Data excerpts:
==================================================

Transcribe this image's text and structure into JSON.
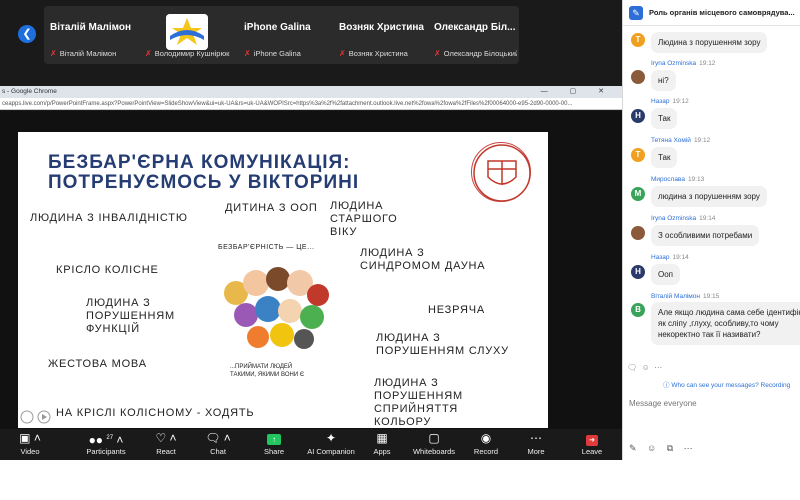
{
  "participants": [
    {
      "name": "Віталій Малімон",
      "sub": "Віталій Малімон"
    },
    {
      "name": "",
      "sub": "Володимир Кушнірюк"
    },
    {
      "name": "iPhone Galina",
      "sub": "iPhone Galina"
    },
    {
      "name": "Возняк Христина",
      "sub": "Возняк Христина"
    },
    {
      "name": "Олександр Біл...",
      "sub": "Олександр Білоцький"
    }
  ],
  "browser": {
    "title": "s - Google Chrome",
    "url": "ceapps.live.com/p/PowerPointFrame.aspx?PowerPointView=SlideShowView&ui=uk-UA&rs=uk-UA&WOPISrc=https%3a%2f%2fattachment.outlook.live.net%2fowa%2fowa%2fFiles%2f00064000-e95-2d90-0000-00..."
  },
  "slide": {
    "title_line1": "БЕЗБАР'ЄРНА КОМУНІКАЦІЯ:",
    "title_line2": "ПОТРЕНУЄМОСЬ У ВІКТОРИНІ",
    "items": {
      "disability": "ЛЮДИНА З ІНВАЛІДНІСТЮ",
      "child_oop": "ДИТИНА З ООП",
      "elderly": "ЛЮДИНА СТАРШОГО ВІКУ",
      "wheelchair": "КРІСЛО КОЛІСНЕ",
      "down": "ЛЮДИНА З СИНДРОМОМ ДАУНА",
      "functions": "ЛЮДИНА З ПОРУШЕННЯМ ФУНКЦІЙ",
      "clumsy": "НЕЗРЯЧА",
      "hearing": "ЛЮДИНА З ПОРУШЕННЯМ СЛУХУ",
      "sign": "ЖЕСТОВА МОВА",
      "color": "ЛЮДИНА З ПОРУШЕННЯМ СПРИЙНЯТТЯ КОЛЬОРУ",
      "walking": "НА КРІСЛІ КОЛІСНОМУ - ХОДЯТЬ"
    },
    "illustration_caption_top": "БЕЗБАР'ЄРНІСТЬ — ЦЕ...",
    "illustration_caption_bottom": "...ПРИЙМАТИ ЛЮДЕЙ ТАКИМИ, ЯКИМИ ВОНИ Є"
  },
  "toolbar": {
    "video": "Video",
    "participants": "Participants",
    "participants_count": "27",
    "react": "React",
    "chat": "Chat",
    "share": "Share",
    "ai": "AI Companion",
    "apps": "Apps",
    "whiteboards": "Whiteboards",
    "record": "Record",
    "more": "More",
    "leave": "Leave"
  },
  "chat": {
    "title": "Роль органів місцевого самоврядува...",
    "messages": [
      {
        "text": "Людина з порушенням зору"
      },
      {
        "sender": "Iryna Ozminska",
        "time": "19:12",
        "text": "ні?"
      },
      {
        "sender": "Назар",
        "time": "19:12",
        "text": "Так"
      },
      {
        "sender": "Тетяна Хомій",
        "time": "19:12",
        "text": "Так"
      },
      {
        "sender": "Мирослава",
        "time": "19:13",
        "text": "людина з порушенням зору"
      },
      {
        "sender": "Iryna Ozminska",
        "time": "19:14",
        "text": "З особливими потребами"
      },
      {
        "sender": "Назар",
        "time": "19:14",
        "text": "Ооп"
      },
      {
        "sender": "Віталій Малімон",
        "time": "19:15",
        "text": "Але якщо людина сама себе ідентифікує як сліпу ,глуху, особливу,то чому некоректно так її називати?"
      }
    ],
    "avatar_letters": {
      "T": "T",
      "H": "H",
      "M": "M",
      "V": "В"
    },
    "who_can_see": "Who can see your messages? Recording",
    "input_placeholder": "Message everyone"
  },
  "colors": {
    "accent": "#2d6fd6",
    "slide_title": "#253d73",
    "share_green": "#22c55e",
    "avatar_orange": "#f0a020",
    "avatar_navy": "#2a3a6a",
    "avatar_green": "#3aa35a"
  }
}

==================================================

(BRIEF)
Copy the whole listing above word for word but do not carry over the pictures.

(THE OUTPUT)
Transcribe this image's text and structure into JSON.
{
  "participants": [
    {
      "name": "Віталій Малімон",
      "sub": "Віталій Малімон"
    },
    {
      "name": "",
      "sub": "Володимир Кушнірюк"
    },
    {
      "name": "iPhone Galina",
      "sub": "iPhone Galina"
    },
    {
      "name": "Возняк Христина",
      "sub": "Возняк Христина"
    },
    {
      "name": "Олександр Біл...",
      "sub": "Олександр Білоцький"
    }
  ],
  "browser": {
    "title": "s - Google Chrome",
    "url": "ceapps.live.com/p/PowerPointFrame.aspx?PowerPointView=SlideShowView&ui=uk-UA&rs=uk-UA&WOPISrc=https%3a%2f%2fattachment.outlook.live.net%2fowa%2fowa%2fFiles%2f00064000-e95-2d90-0000-00..."
  },
  "slide": {
    "title_line1": "БЕЗБАР'ЄРНА КОМУНІКАЦІЯ:",
    "title_line2": "ПОТРЕНУЄМОСЬ У ВІКТОРИНІ",
    "items": {
      "disability": "ЛЮДИНА З ІНВАЛІДНІСТЮ",
      "child_oop": "ДИТИНА З ООП",
      "elderly": "ЛЮДИНА СТАРШОГО ВІКУ",
      "wheelchair": "КРІСЛО КОЛІСНЕ",
      "down": "ЛЮДИНА З СИНДРОМОМ ДАУНА",
      "functions": "ЛЮДИНА З ПОРУШЕННЯМ ФУНКЦІЙ",
      "clumsy": "НЕЗРЯЧА",
      "hearing": "ЛЮДИНА З ПОРУШЕННЯМ СЛУХУ",
      "sign": "ЖЕСТОВА МОВА",
      "color": "ЛЮДИНА З ПОРУШЕННЯМ СПРИЙНЯТТЯ КОЛЬОРУ",
      "walking": "НА КРІСЛІ КОЛІСНОМУ - ХОДЯТЬ"
    },
    "illustration_caption_top": "БЕЗБАР'ЄРНІСТЬ — ЦЕ...",
    "illustration_caption_bottom": "...ПРИЙМАТИ ЛЮДЕЙ ТАКИМИ, ЯКИМИ ВОНИ Є"
  },
  "toolbar": {
    "video": "Video",
    "participants": "Participants",
    "participants_count": "27",
    "react": "React",
    "chat": "Chat",
    "share": "Share",
    "ai": "AI Companion",
    "apps": "Apps",
    "whiteboards": "Whiteboards",
    "record": "Record",
    "more": "More",
    "leave": "Leave"
  },
  "chat": {
    "title": "Роль органів місцевого самоврядува...",
    "messages": [
      {
        "text": "Людина з порушенням зору"
      },
      {
        "sender": "Iryna Ozminska",
        "time": "19:12",
        "text": "ні?"
      },
      {
        "sender": "Назар",
        "time": "19:12",
        "text": "Так"
      },
      {
        "sender": "Тетяна Хомій",
        "time": "19:12",
        "text": "Так"
      },
      {
        "sender": "Мирослава",
        "time": "19:13",
        "text": "людина з порушенням зору"
      },
      {
        "sender": "Iryna Ozminska",
        "time": "19:14",
        "text": "З особливими потребами"
      },
      {
        "sender": "Назар",
        "time": "19:14",
        "text": "Ооп"
      },
      {
        "sender": "Віталій Малімон",
        "time": "19:15",
        "text": "Але якщо людина сама себе ідентифікує як сліпу ,глуху, особливу,то чому некоректно так її називати?"
      }
    ],
    "avatar_letters": {
      "T": "T",
      "H": "H",
      "M": "M",
      "V": "В"
    },
    "who_can_see": "Who can see your messages? Recording",
    "input_placeholder": "Message everyone"
  },
  "colors": {
    "accent": "#2d6fd6",
    "slide_title": "#253d73",
    "share_green": "#22c55e",
    "avatar_orange": "#f0a020",
    "avatar_navy": "#2a3a6a",
    "avatar_green": "#3aa35a"
  }
}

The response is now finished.